_GIVEN DATA_
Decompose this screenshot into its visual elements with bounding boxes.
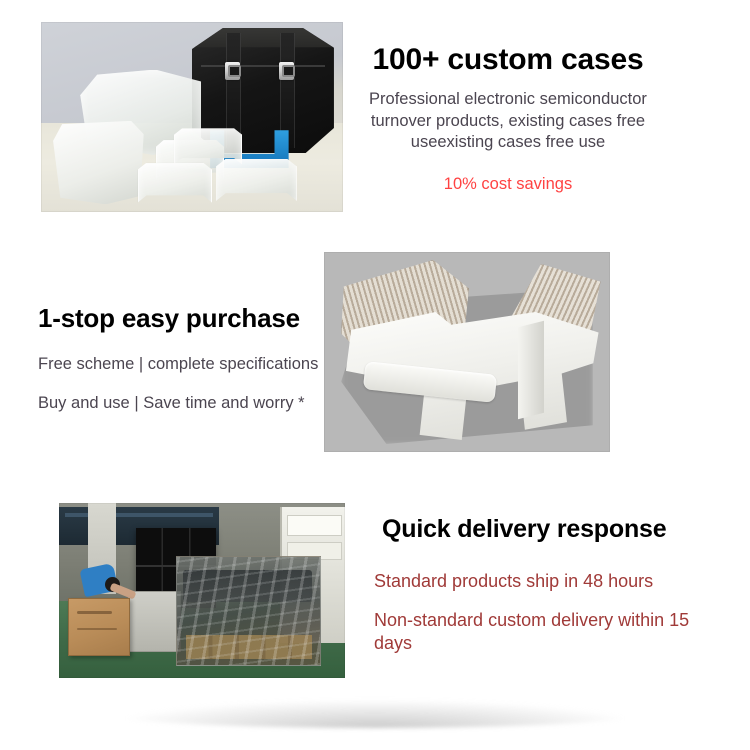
plastic-trays-and-black-case-photo — [41, 22, 343, 212]
bottom-curved-shadow — [110, 700, 640, 728]
one-stop-purchase-line-2: Buy and use | Save time and worry * — [38, 393, 318, 414]
quick-delivery-line-1: Standard products ship in 48 hours — [374, 570, 704, 593]
quick-delivery-heading: Quick delivery response — [374, 512, 704, 546]
one-stop-purchase-heading: 1-stop easy purchase — [38, 301, 318, 335]
custom-cases-body: Professional electronic semiconductor tu… — [348, 89, 668, 154]
quick-delivery-line-2: Non-standard custom delivery within 15 d… — [374, 609, 704, 655]
custom-cases-heading: 100+ custom cases — [348, 40, 668, 80]
one-stop-purchase-text-block: 1-stop easy purchase Free scheme | compl… — [38, 301, 318, 414]
quick-delivery-text-block: Quick delivery response Standard product… — [374, 512, 704, 655]
one-stop-purchase-line-1: Free scheme | complete specifications — [38, 354, 318, 375]
photo-inner-border — [59, 503, 345, 678]
feature-page: 100+ custom cases Professional electroni… — [0, 0, 750, 750]
photo-inner-border — [41, 22, 343, 212]
custom-cases-accent: 10% cost savings — [348, 174, 668, 195]
warehouse-packing-photo — [59, 503, 345, 678]
custom-cases-text-block: 100+ custom cases Professional electroni… — [348, 40, 668, 195]
white-wafer-carrier-photo — [324, 252, 610, 452]
photo-inner-border — [324, 252, 610, 452]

_SET EXERCISE_
Rewrite the lines above with every "photo-inner-border" swapped for "photo-frame" and nothing else changed. Leave the picture out.

_CORRECT ANSWER_
Decompose this screenshot into its visual elements with bounding boxes.
plastic-trays-and-black-case-photo — [41, 22, 343, 212]
bottom-curved-shadow — [110, 700, 640, 728]
one-stop-purchase-line-2: Buy and use | Save time and worry * — [38, 393, 318, 414]
quick-delivery-line-1: Standard products ship in 48 hours — [374, 570, 704, 593]
quick-delivery-heading: Quick delivery response — [374, 512, 704, 546]
one-stop-purchase-heading: 1-stop easy purchase — [38, 301, 318, 335]
custom-cases-body: Professional electronic semiconductor tu… — [348, 89, 668, 154]
quick-delivery-line-2: Non-standard custom delivery within 15 d… — [374, 609, 704, 655]
custom-cases-heading: 100+ custom cases — [348, 40, 668, 80]
one-stop-purchase-text-block: 1-stop easy purchase Free scheme | compl… — [38, 301, 318, 414]
quick-delivery-text-block: Quick delivery response Standard product… — [374, 512, 704, 655]
one-stop-purchase-line-1: Free scheme | complete specifications — [38, 354, 318, 375]
photo-frame — [59, 503, 345, 678]
feature-page: 100+ custom cases Professional electroni… — [0, 0, 750, 750]
photo-frame — [41, 22, 343, 212]
custom-cases-accent: 10% cost savings — [348, 174, 668, 195]
warehouse-packing-photo — [59, 503, 345, 678]
custom-cases-text-block: 100+ custom cases Professional electroni… — [348, 40, 668, 195]
white-wafer-carrier-photo — [324, 252, 610, 452]
photo-frame — [324, 252, 610, 452]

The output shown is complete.